** BEGIN Source passage **
In London, a modern urban city, it’s surprising how many green zones there are to relax in. The city’s wonderful parks are always green and great for walking or picnics.
We’ll tell you about the five largest and most interesting parks in the city. Several of them are great to visit while you’re seeing the sights on a tour bus and you can get tickets for one using this link.
Hyde Park is a 2.5 km long and 1.8 km wide park that is one of the largest royal parks in the city in the western park of central London. Laypeople couldn’t get into this park until the mid 18th century. Now Hyde Park is a traditional place for political meetings, celebrations and walks.
The lower corner of the park has the oldest London lake for boat sports that is now loved by ducks, swans and grebes. The park has lots of paths and squares for skaters, bikers and horseback riders. The northern gate has a fountain where many people rest on hot days. Hyde Park has carousels and rides set up in the winter and the park turns into a holiday celebration with its own Santa Claus.
It’s open from 5 am to 12 am.
The closest Underground stations are Lancaster Gate, Marble Arch, Hyde Park Corner and Knightsbridge.
Regent’s Park is beloved by London’s residents. It’s located in the north-western part of the city. Like Hyde Park, Regent’s was Henry VIII’s personal hunting grounds and became public only in 1845. It has an open-air theater and the famous London Zoo for which you can get tickets without waiting in line here.
Regent’s hosts various musical, culinary, and boating festivals. All summer on Sundays it has free performances by local bands, big band jazz groups and choirs. It’s excellent entertainment for picnics and for walks. The park has 30,000 roses, tennis courts, ice cream booths and cafes throughout. There is a tree house near the Hanover Gate, and a playground that makes Regent’s especially attractive for children.
It’s open from 5 am to 9 pm.
** END Source passage **
(Written exercise)
Turn the paragraph of the London parks text that starts "Regent’s hosts various" into a short bulleted list that keeps its main facts. The material after this isn't needed for the task.
** BEGIN Data section **
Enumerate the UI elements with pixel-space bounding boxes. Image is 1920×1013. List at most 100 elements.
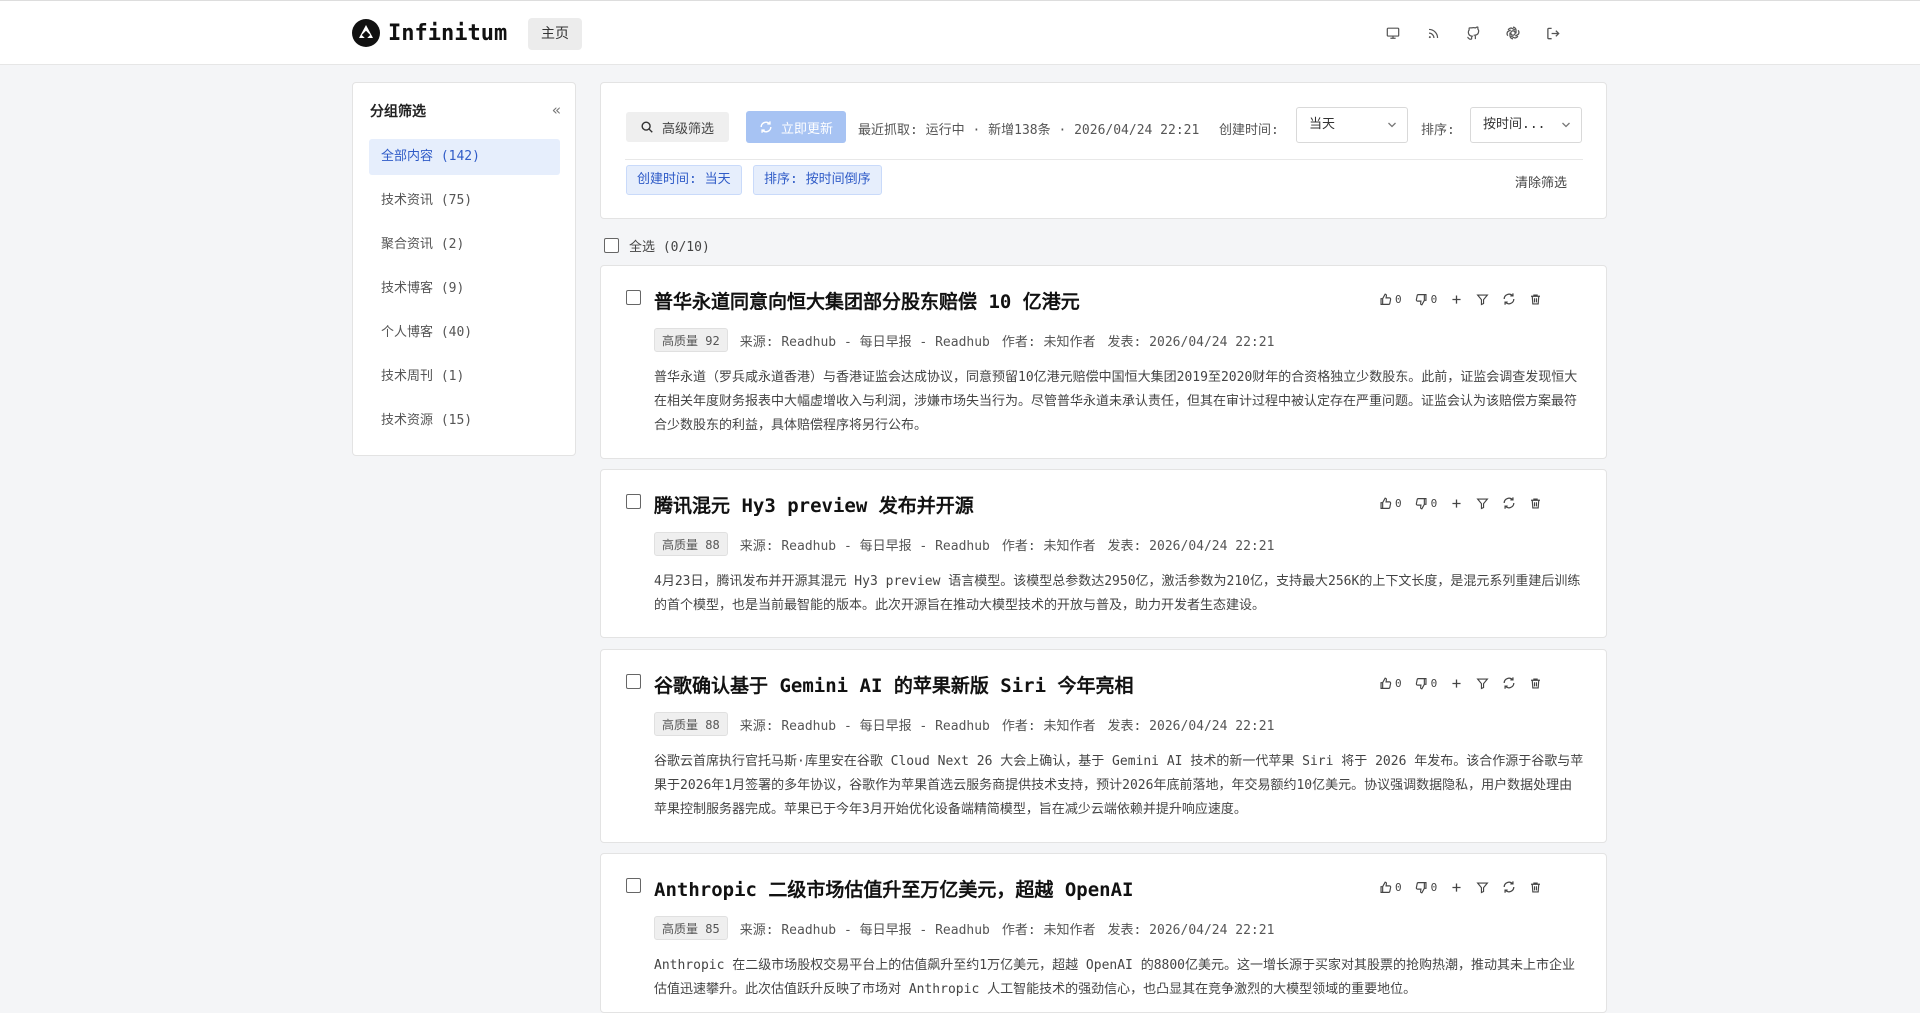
** END Data section **
(The completed task)
- Hosts musical, culinary and boating festivals
- Free performances on summer Sundays by local bands, big band jazz groups and choirs
- Good for picnics and walks
- Has 30,000 roses, tennis courts, ice cream booths and cafes
- Tree house near the Hanover Gate and a playground that make it especially attractive for children